» **What to produce**
Filter this material down to the lines that hold "邓小平理论", copying each one.

» **Given data**
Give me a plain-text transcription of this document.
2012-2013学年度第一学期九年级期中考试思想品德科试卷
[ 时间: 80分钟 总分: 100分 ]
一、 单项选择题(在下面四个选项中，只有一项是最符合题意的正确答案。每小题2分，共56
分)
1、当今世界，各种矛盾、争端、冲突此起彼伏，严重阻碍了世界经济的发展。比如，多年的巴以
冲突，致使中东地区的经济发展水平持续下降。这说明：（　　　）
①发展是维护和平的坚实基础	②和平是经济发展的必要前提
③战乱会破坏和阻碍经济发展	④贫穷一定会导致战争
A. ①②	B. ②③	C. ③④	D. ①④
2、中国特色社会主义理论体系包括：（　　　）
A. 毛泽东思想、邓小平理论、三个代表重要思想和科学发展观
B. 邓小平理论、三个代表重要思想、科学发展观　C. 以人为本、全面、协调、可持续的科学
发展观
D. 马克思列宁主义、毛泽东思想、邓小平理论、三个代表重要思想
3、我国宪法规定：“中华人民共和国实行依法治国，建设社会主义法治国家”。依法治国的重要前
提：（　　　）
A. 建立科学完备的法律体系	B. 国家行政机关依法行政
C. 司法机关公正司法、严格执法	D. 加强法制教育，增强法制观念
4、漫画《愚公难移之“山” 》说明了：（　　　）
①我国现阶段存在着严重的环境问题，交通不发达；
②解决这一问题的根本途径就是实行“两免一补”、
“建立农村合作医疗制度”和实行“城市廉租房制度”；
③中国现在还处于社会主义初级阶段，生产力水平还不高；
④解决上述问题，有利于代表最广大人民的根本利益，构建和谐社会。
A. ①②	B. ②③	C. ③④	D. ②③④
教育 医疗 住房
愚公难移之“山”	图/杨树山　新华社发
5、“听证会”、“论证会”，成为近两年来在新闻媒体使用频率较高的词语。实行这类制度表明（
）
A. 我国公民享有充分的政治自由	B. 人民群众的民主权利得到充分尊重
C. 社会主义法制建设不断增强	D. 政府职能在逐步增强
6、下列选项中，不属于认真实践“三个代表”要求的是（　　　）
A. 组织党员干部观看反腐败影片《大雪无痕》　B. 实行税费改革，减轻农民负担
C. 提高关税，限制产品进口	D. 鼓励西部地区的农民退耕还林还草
---
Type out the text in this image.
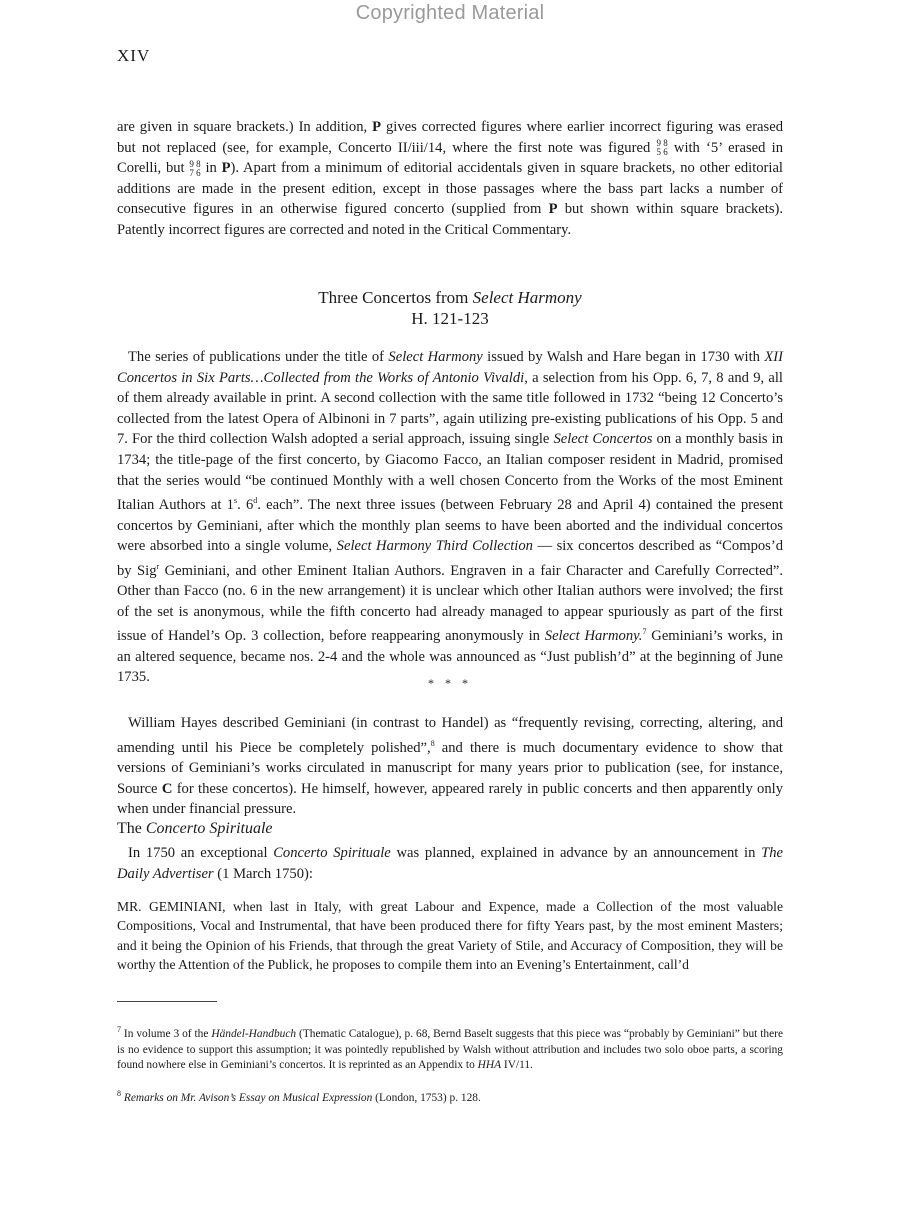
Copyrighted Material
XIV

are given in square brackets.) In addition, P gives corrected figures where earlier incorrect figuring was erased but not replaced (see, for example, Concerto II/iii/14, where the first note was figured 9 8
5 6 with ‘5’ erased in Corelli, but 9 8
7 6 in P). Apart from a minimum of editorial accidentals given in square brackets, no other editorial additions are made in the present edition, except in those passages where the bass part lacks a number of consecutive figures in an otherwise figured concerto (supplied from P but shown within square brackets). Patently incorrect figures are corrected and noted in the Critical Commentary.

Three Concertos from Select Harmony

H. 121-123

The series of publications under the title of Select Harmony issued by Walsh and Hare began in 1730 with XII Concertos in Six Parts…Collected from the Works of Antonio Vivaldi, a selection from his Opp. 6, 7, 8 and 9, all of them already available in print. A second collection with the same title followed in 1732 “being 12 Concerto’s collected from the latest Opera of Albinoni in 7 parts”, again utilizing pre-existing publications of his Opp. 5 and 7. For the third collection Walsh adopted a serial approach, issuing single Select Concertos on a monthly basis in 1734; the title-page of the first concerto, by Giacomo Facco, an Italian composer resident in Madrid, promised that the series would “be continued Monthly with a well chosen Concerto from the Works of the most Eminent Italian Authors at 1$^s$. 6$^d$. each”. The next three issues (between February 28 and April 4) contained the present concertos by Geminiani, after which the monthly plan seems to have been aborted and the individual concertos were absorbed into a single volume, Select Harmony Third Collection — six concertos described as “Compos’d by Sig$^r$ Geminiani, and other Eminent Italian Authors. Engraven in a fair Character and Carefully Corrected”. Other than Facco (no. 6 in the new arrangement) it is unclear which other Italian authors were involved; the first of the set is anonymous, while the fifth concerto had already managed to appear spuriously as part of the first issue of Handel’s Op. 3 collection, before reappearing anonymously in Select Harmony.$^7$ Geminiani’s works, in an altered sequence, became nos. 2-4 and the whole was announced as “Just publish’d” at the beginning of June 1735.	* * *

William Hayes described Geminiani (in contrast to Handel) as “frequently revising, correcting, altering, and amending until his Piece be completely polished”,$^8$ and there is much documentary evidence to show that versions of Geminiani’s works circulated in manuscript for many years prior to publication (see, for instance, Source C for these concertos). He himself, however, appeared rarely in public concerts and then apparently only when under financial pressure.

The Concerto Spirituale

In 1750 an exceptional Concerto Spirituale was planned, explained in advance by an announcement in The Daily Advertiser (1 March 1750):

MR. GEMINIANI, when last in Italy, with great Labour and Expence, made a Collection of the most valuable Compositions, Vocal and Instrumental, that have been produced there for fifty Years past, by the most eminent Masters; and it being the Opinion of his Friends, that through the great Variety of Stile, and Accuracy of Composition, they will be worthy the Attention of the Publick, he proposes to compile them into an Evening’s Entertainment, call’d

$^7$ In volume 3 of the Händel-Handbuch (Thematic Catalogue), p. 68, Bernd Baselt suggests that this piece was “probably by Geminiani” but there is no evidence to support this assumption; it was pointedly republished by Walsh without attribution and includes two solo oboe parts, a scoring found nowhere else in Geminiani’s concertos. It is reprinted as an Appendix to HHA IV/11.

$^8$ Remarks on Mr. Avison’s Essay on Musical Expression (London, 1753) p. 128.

» **Correct answer**
A. 毛泽东思想、邓小平理论、三个代表重要思想和科学发展观
B. 邓小平理论、三个代表重要思想、科学发展观　C. 以人为本、全面、协调、可持续的科学
D. 马克思列宁主义、毛泽东思想、邓小平理论、三个代表重要思想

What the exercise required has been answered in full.